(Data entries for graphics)
----------
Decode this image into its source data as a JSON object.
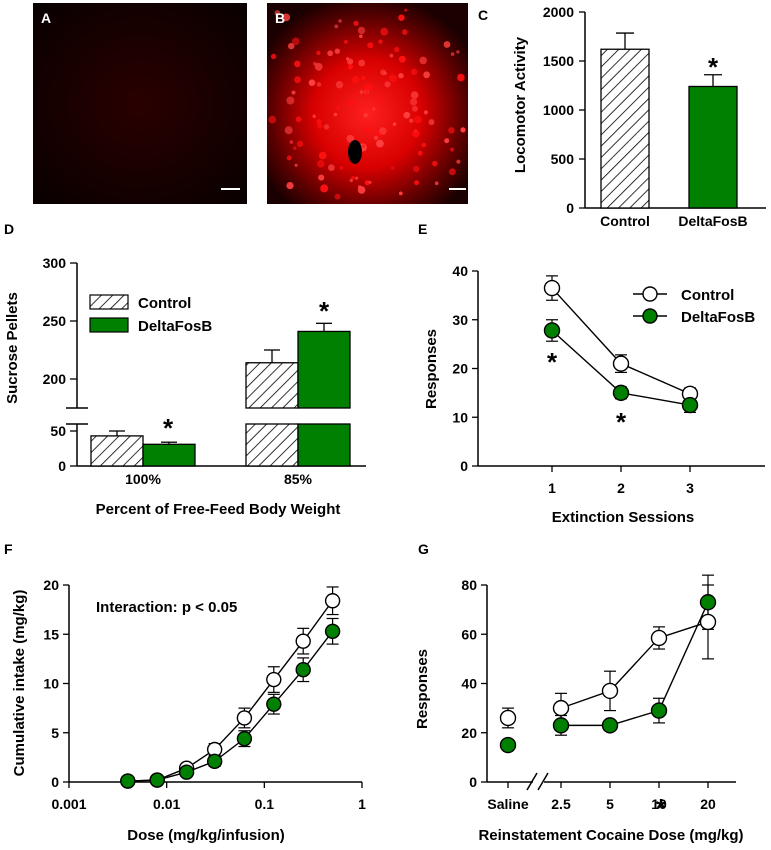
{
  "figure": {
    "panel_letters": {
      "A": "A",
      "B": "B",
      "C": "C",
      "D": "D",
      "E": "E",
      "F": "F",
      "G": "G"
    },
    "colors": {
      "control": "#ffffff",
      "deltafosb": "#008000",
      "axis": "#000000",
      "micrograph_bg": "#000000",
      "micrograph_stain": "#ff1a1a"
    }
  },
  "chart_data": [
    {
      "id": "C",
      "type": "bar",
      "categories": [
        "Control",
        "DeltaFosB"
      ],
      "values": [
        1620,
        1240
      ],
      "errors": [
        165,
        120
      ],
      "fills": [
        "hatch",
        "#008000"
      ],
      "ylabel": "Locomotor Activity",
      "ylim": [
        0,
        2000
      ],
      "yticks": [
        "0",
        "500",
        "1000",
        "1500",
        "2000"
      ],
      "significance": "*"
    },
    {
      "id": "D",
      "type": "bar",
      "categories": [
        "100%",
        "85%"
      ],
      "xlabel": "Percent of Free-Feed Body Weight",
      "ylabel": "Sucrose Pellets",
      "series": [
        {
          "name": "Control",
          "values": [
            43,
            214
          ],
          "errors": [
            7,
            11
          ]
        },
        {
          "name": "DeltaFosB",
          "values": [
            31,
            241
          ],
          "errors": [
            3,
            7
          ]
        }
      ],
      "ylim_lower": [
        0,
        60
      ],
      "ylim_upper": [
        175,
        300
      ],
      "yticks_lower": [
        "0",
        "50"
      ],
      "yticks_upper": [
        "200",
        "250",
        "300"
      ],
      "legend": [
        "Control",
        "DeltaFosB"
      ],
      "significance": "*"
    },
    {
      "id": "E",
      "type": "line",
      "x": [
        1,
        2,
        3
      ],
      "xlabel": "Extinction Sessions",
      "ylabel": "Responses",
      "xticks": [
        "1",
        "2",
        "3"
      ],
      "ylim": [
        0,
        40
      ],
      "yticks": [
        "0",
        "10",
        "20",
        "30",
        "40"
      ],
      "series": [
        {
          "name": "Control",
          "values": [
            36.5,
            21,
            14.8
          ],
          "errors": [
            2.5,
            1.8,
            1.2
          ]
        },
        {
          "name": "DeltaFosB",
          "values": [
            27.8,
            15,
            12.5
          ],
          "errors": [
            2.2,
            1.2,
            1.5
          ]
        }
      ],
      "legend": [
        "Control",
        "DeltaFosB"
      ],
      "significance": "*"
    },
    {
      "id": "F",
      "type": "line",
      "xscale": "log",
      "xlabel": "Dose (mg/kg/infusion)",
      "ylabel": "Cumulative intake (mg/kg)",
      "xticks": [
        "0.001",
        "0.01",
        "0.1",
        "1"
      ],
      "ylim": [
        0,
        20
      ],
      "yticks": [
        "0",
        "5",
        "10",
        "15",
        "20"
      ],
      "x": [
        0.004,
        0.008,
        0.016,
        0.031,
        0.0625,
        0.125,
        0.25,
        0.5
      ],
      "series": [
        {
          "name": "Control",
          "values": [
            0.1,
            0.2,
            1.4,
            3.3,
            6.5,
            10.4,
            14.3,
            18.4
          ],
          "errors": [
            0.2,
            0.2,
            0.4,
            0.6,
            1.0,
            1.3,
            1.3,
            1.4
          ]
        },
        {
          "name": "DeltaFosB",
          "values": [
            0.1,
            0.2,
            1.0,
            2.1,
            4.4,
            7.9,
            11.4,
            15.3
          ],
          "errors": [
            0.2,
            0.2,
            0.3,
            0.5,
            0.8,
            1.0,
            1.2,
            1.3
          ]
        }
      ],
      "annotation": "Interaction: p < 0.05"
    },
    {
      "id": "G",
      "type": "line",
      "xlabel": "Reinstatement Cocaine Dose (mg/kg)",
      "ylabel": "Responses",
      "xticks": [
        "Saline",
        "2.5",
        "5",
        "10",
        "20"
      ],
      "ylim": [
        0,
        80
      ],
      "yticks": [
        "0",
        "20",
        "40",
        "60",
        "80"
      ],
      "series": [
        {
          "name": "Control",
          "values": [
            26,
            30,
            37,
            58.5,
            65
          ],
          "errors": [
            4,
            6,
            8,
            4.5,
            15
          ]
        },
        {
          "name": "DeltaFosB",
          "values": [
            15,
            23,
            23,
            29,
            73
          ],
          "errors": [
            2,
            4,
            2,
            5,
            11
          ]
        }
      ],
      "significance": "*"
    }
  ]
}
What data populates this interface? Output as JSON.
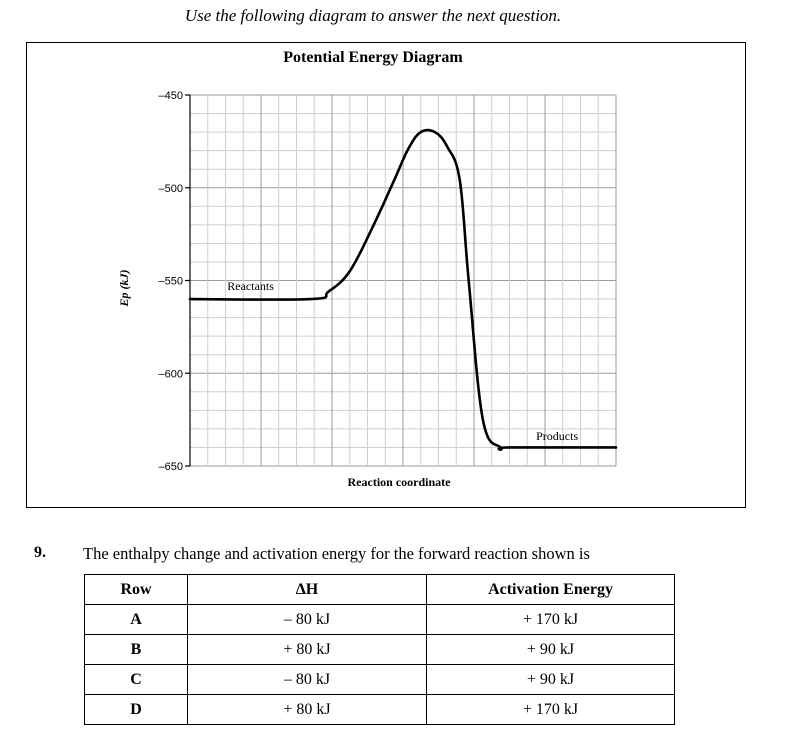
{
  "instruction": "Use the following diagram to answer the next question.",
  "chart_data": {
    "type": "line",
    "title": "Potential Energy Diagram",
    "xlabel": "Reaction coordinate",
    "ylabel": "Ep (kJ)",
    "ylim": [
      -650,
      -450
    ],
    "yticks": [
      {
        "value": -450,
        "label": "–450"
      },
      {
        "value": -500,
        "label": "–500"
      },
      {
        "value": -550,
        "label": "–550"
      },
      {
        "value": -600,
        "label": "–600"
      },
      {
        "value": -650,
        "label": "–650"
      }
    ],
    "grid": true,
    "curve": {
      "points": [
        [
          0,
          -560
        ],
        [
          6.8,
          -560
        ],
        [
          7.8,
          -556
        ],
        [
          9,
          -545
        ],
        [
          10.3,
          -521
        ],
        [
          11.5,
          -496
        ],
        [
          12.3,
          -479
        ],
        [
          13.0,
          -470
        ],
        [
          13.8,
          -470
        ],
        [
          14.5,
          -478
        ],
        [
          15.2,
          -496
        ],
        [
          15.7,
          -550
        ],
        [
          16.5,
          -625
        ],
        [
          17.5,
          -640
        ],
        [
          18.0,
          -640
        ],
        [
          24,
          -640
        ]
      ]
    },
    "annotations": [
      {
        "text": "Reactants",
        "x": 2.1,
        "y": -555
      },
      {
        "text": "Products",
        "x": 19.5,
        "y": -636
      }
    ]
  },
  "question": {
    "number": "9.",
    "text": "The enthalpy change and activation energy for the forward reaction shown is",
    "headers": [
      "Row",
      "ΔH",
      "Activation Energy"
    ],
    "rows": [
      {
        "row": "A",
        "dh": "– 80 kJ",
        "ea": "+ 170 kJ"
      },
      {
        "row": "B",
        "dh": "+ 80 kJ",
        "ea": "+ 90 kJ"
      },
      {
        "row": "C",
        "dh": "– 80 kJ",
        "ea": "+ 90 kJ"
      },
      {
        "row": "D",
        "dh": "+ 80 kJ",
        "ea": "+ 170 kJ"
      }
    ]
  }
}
----------
=== PROBLEM DETAILS ===
Keep the pictures out of the copy and return the rest of the data above exactly.

=== EXERCISE RESPONSE ===
Decode this image into its source data as a JSON object.
{
  "figure": {
    "panel_letters": {
      "A": "A",
      "B": "B",
      "C": "C",
      "D": "D",
      "E": "E",
      "F": "F",
      "G": "G"
    },
    "colors": {
      "control": "#ffffff",
      "deltafosb": "#008000",
      "axis": "#000000",
      "micrograph_bg": "#000000",
      "micrograph_stain": "#ff1a1a"
    }
  },
  "chart_data": [
    {
      "id": "C",
      "type": "bar",
      "categories": [
        "Control",
        "DeltaFosB"
      ],
      "values": [
        1620,
        1240
      ],
      "errors": [
        165,
        120
      ],
      "fills": [
        "hatch",
        "#008000"
      ],
      "ylabel": "Locomotor Activity",
      "ylim": [
        0,
        2000
      ],
      "yticks": [
        "0",
        "500",
        "1000",
        "1500",
        "2000"
      ],
      "significance": "*"
    },
    {
      "id": "D",
      "type": "bar",
      "categories": [
        "100%",
        "85%"
      ],
      "xlabel": "Percent of Free-Feed Body Weight",
      "ylabel": "Sucrose Pellets",
      "series": [
        {
          "name": "Control",
          "values": [
            43,
            214
          ],
          "errors": [
            7,
            11
          ]
        },
        {
          "name": "DeltaFosB",
          "values": [
            31,
            241
          ],
          "errors": [
            3,
            7
          ]
        }
      ],
      "ylim_lower": [
        0,
        60
      ],
      "ylim_upper": [
        175,
        300
      ],
      "yticks_lower": [
        "0",
        "50"
      ],
      "yticks_upper": [
        "200",
        "250",
        "300"
      ],
      "legend": [
        "Control",
        "DeltaFosB"
      ],
      "significance": "*"
    },
    {
      "id": "E",
      "type": "line",
      "x": [
        1,
        2,
        3
      ],
      "xlabel": "Extinction Sessions",
      "ylabel": "Responses",
      "xticks": [
        "1",
        "2",
        "3"
      ],
      "ylim": [
        0,
        40
      ],
      "yticks": [
        "0",
        "10",
        "20",
        "30",
        "40"
      ],
      "series": [
        {
          "name": "Control",
          "values": [
            36.5,
            21,
            14.8
          ],
          "errors": [
            2.5,
            1.8,
            1.2
          ]
        },
        {
          "name": "DeltaFosB",
          "values": [
            27.8,
            15,
            12.5
          ],
          "errors": [
            2.2,
            1.2,
            1.5
          ]
        }
      ],
      "legend": [
        "Control",
        "DeltaFosB"
      ],
      "significance": "*"
    },
    {
      "id": "F",
      "type": "line",
      "xscale": "log",
      "xlabel": "Dose (mg/kg/infusion)",
      "ylabel": "Cumulative intake (mg/kg)",
      "xticks": [
        "0.001",
        "0.01",
        "0.1",
        "1"
      ],
      "ylim": [
        0,
        20
      ],
      "yticks": [
        "0",
        "5",
        "10",
        "15",
        "20"
      ],
      "x": [
        0.004,
        0.008,
        0.016,
        0.031,
        0.0625,
        0.125,
        0.25,
        0.5
      ],
      "series": [
        {
          "name": "Control",
          "values": [
            0.1,
            0.2,
            1.4,
            3.3,
            6.5,
            10.4,
            14.3,
            18.4
          ],
          "errors": [
            0.2,
            0.2,
            0.4,
            0.6,
            1.0,
            1.3,
            1.3,
            1.4
          ]
        },
        {
          "name": "DeltaFosB",
          "values": [
            0.1,
            0.2,
            1.0,
            2.1,
            4.4,
            7.9,
            11.4,
            15.3
          ],
          "errors": [
            0.2,
            0.2,
            0.3,
            0.5,
            0.8,
            1.0,
            1.2,
            1.3
          ]
        }
      ],
      "annotation": "Interaction: p < 0.05"
    },
    {
      "id": "G",
      "type": "line",
      "xlabel": "Reinstatement Cocaine Dose (mg/kg)",
      "ylabel": "Responses",
      "xticks": [
        "Saline",
        "2.5",
        "5",
        "10",
        "20"
      ],
      "ylim": [
        0,
        80
      ],
      "yticks": [
        "0",
        "20",
        "40",
        "60",
        "80"
      ],
      "series": [
        {
          "name": "Control",
          "values": [
            26,
            30,
            37,
            58.5,
            65
          ],
          "errors": [
            4,
            6,
            8,
            4.5,
            15
          ]
        },
        {
          "name": "DeltaFosB",
          "values": [
            15,
            23,
            23,
            29,
            73
          ],
          "errors": [
            2,
            4,
            2,
            5,
            11
          ]
        }
      ],
      "significance": "*"
    }
  ]
}
What data populates this interface? Output as JSON.
{
  "instruction": "Use the following diagram to answer the next question.",
  "chart_data": {
    "type": "line",
    "title": "Potential Energy Diagram",
    "xlabel": "Reaction coordinate",
    "ylabel": "Ep (kJ)",
    "ylim": [
      -650,
      -450
    ],
    "yticks": [
      {
        "value": -450,
        "label": "–450"
      },
      {
        "value": -500,
        "label": "–500"
      },
      {
        "value": -550,
        "label": "–550"
      },
      {
        "value": -600,
        "label": "–600"
      },
      {
        "value": -650,
        "label": "–650"
      }
    ],
    "grid": true,
    "curve": {
      "points": [
        [
          0,
          -560
        ],
        [
          6.8,
          -560
        ],
        [
          7.8,
          -556
        ],
        [
          9,
          -545
        ],
        [
          10.3,
          -521
        ],
        [
          11.5,
          -496
        ],
        [
          12.3,
          -479
        ],
        [
          13.0,
          -470
        ],
        [
          13.8,
          -470
        ],
        [
          14.5,
          -478
        ],
        [
          15.2,
          -496
        ],
        [
          15.7,
          -550
        ],
        [
          16.5,
          -625
        ],
        [
          17.5,
          -640
        ],
        [
          18.0,
          -640
        ],
        [
          24,
          -640
        ]
      ]
    },
    "annotations": [
      {
        "text": "Reactants",
        "x": 2.1,
        "y": -555
      },
      {
        "text": "Products",
        "x": 19.5,
        "y": -636
      }
    ]
  },
  "question": {
    "number": "9.",
    "text": "The enthalpy change and activation energy for the forward reaction shown is",
    "headers": [
      "Row",
      "ΔH",
      "Activation Energy"
    ],
    "rows": [
      {
        "row": "A",
        "dh": "– 80 kJ",
        "ea": "+ 170 kJ"
      },
      {
        "row": "B",
        "dh": "+ 80 kJ",
        "ea": "+ 90 kJ"
      },
      {
        "row": "C",
        "dh": "– 80 kJ",
        "ea": "+ 90 kJ"
      },
      {
        "row": "D",
        "dh": "+ 80 kJ",
        "ea": "+ 170 kJ"
      }
    ]
  }
}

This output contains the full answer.